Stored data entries
/---

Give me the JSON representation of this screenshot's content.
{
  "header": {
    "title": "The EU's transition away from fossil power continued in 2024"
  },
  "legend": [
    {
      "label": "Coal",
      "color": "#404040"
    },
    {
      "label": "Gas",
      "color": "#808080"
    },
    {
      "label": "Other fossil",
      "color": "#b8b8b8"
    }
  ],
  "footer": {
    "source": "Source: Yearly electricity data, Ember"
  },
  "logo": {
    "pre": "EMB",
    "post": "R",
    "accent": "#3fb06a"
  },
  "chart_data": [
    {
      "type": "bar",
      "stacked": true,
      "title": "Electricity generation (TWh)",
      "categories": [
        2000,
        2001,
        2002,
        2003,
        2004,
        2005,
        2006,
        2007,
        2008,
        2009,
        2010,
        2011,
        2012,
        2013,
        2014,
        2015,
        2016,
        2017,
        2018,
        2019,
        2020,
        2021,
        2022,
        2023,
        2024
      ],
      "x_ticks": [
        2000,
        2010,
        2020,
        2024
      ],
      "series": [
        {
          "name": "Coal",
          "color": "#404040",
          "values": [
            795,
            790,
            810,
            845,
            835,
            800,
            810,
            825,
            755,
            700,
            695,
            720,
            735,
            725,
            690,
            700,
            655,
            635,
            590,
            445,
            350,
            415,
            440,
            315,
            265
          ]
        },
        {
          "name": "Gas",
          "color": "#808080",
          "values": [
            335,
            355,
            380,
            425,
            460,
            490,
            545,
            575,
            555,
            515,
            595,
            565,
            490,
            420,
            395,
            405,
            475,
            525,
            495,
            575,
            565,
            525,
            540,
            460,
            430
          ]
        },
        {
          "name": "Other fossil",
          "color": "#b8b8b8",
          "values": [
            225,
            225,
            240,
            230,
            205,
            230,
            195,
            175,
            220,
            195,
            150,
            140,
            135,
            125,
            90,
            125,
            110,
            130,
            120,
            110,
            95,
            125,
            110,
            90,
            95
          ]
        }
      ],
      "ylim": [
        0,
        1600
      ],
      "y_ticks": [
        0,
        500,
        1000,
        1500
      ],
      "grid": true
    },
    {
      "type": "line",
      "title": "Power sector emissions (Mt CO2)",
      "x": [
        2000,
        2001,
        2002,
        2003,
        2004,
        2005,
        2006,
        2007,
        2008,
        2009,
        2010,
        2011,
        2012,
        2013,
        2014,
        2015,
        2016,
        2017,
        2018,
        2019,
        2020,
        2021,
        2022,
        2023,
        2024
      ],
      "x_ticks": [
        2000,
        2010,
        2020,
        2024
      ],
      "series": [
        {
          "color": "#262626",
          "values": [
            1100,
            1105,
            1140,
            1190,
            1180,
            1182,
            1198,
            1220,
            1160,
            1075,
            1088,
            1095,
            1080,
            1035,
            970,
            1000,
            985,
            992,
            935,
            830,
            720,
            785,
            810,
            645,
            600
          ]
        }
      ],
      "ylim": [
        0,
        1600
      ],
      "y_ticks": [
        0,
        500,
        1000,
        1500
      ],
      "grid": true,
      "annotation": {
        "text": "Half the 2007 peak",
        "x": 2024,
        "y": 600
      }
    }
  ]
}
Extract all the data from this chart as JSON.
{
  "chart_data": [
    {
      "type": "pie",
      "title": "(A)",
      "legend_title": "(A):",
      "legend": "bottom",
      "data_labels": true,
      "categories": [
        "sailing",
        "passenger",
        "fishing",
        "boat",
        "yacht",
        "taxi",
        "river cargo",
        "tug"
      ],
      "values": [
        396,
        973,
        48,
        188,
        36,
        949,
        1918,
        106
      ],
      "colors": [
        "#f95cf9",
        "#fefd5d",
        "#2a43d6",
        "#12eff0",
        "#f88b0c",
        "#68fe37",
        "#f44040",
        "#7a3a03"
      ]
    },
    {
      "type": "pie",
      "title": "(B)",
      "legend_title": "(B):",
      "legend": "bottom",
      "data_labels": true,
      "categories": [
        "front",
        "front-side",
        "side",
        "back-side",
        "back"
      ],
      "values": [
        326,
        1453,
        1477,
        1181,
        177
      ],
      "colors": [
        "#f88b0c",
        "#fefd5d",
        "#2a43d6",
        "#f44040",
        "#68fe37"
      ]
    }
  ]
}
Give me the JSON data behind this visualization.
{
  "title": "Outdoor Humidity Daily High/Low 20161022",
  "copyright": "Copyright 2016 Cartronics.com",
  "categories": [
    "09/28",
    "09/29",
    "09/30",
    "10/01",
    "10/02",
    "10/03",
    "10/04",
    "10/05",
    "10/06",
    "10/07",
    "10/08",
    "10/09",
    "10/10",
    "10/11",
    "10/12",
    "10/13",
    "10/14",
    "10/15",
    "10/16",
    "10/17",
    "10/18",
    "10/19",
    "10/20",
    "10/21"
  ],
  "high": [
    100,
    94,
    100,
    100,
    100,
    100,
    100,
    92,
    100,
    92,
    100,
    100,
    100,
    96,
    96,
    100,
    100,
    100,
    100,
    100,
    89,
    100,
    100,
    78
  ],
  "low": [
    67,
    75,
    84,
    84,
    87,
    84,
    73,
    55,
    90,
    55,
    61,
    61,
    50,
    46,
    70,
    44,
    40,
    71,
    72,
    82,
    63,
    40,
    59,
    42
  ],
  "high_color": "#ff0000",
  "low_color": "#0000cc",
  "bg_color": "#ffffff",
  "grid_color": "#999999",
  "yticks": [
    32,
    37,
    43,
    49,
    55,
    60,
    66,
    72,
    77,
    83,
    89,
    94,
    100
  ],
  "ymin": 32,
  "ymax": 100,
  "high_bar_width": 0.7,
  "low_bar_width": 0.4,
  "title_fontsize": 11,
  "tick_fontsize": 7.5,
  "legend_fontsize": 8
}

\---

◆ Exercise instructions
Scan the material above for the word "from". Copy each line where it occurs.

◆ Answer for this exercise
    "title": "The EU's transition away from fossil power continued in 2024"
Extract all the data from this chart as JSON.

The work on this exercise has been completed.